-------- Records

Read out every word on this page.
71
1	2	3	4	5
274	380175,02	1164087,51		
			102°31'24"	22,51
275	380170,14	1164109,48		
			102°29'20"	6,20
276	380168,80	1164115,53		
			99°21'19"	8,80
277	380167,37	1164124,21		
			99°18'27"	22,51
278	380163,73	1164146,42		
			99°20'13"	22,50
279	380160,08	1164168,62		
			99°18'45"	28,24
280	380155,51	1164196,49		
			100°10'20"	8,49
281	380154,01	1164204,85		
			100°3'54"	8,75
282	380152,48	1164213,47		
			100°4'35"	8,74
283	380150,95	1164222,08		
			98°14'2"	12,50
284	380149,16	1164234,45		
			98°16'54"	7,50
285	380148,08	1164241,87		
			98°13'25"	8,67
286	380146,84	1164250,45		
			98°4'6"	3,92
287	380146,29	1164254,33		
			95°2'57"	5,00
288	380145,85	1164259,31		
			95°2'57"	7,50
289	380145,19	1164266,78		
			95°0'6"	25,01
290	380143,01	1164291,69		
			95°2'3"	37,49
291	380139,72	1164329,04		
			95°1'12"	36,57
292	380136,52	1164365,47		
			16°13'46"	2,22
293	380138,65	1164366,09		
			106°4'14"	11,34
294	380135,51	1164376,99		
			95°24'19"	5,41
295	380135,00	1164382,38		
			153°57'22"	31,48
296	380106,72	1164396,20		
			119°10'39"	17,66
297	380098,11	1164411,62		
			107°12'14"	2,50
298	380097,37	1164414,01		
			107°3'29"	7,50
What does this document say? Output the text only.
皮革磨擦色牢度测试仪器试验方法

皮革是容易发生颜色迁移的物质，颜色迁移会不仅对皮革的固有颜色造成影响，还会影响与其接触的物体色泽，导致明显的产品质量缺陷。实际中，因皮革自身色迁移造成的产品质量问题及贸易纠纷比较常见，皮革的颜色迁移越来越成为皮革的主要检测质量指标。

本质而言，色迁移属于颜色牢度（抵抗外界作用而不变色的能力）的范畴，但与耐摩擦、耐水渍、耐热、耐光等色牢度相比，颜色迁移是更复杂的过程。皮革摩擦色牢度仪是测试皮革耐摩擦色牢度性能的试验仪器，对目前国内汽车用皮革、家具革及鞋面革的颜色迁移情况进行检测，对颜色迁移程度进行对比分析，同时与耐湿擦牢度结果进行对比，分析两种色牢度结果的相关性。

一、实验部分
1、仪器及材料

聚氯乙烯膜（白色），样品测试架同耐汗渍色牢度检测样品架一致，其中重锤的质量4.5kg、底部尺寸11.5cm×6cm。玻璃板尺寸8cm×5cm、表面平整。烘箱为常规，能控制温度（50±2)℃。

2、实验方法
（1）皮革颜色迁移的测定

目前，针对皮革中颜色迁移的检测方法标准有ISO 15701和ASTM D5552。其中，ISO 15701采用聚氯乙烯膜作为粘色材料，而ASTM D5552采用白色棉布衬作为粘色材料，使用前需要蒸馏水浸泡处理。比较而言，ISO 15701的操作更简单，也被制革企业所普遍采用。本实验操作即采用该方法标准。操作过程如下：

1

----------------

Each line of the listing should be echoed back exactly.

Exercise solution
Read out every word on this page.
71
1	2	3	4	5
274	380175,02	1164087,51		
			102°31'24"	22,51
275	380170,14	1164109,48		
			102°29'20"	6,20
276	380168,80	1164115,53		
			99°21'19"	8,80
277	380167,37	1164124,21		
			99°18'27"	22,51
278	380163,73	1164146,42		
			99°20'13"	22,50
279	380160,08	1164168,62		
			99°18'45"	28,24
280	380155,51	1164196,49		
			100°10'20"	8,49
281	380154,01	1164204,85		
			100°3'54"	8,75
282	380152,48	1164213,47		
			100°4'35"	8,74
283	380150,95	1164222,08		
			98°14'2"	12,50
284	380149,16	1164234,45		
			98°16'54"	7,50
285	380148,08	1164241,87		
			98°13'25"	8,67
286	380146,84	1164250,45		
			98°4'6"	3,92
287	380146,29	1164254,33		
			95°2'57"	5,00
288	380145,85	1164259,31		
			95°2'57"	7,50
289	380145,19	1164266,78		
			95°0'6"	25,01
290	380143,01	1164291,69		
			95°2'3"	37,49
291	380139,72	1164329,04		
			95°1'12"	36,57
292	380136,52	1164365,47		
			16°13'46"	2,22
293	380138,65	1164366,09		
			106°4'14"	11,34
294	380135,51	1164376,99		
			95°24'19"	5,41
295	380135,00	1164382,38		
			153°57'22"	31,48
296	380106,72	1164396,20		
			119°10'39"	17,66
297	380098,11	1164411,62		
			107°12'14"	2,50
298	380097,37	1164414,01		
			107°3'29"	7,50
What does this document say? Output the text only.
皮革磨擦色牢度测试仪器试验方法

皮革是容易发生颜色迁移的物质，颜色迁移会不仅对皮革的固有颜色造成影响，还会影响与其接触的物体色泽，导致明显的产品质量缺陷。实际中，因皮革自身色迁移造成的产品质量问题及贸易纠纷比较常见，皮革的颜色迁移越来越成为皮革的主要检测质量指标。

本质而言，色迁移属于颜色牢度（抵抗外界作用而不变色的能力）的范畴，但与耐摩擦、耐水渍、耐热、耐光等色牢度相比，颜色迁移是更复杂的过程。皮革摩擦色牢度仪是测试皮革耐摩擦色牢度性能的试验仪器，对目前国内汽车用皮革、家具革及鞋面革的颜色迁移情况进行检测，对颜色迁移程度进行对比分析，同时与耐湿擦牢度结果进行对比，分析两种色牢度结果的相关性。

一、实验部分
1、仪器及材料

聚氯乙烯膜（白色），样品测试架同耐汗渍色牢度检测样品架一致，其中重锤的质量4.5kg、底部尺寸11.5cm×6cm。玻璃板尺寸8cm×5cm、表面平整。烘箱为常规，能控制温度（50±2)℃。

2、实验方法
（1）皮革颜色迁移的测定

目前，针对皮革中颜色迁移的检测方法标准有ISO 15701和ASTM D5552。其中，ISO 15701采用聚氯乙烯膜作为粘色材料，而ASTM D5552采用白色棉布衬作为粘色材料，使用前需要蒸馏水浸泡处理。比较而言，ISO 15701的操作更简单，也被制革企业所普遍采用。本实验操作即采用该方法标准。操作过程如下：

1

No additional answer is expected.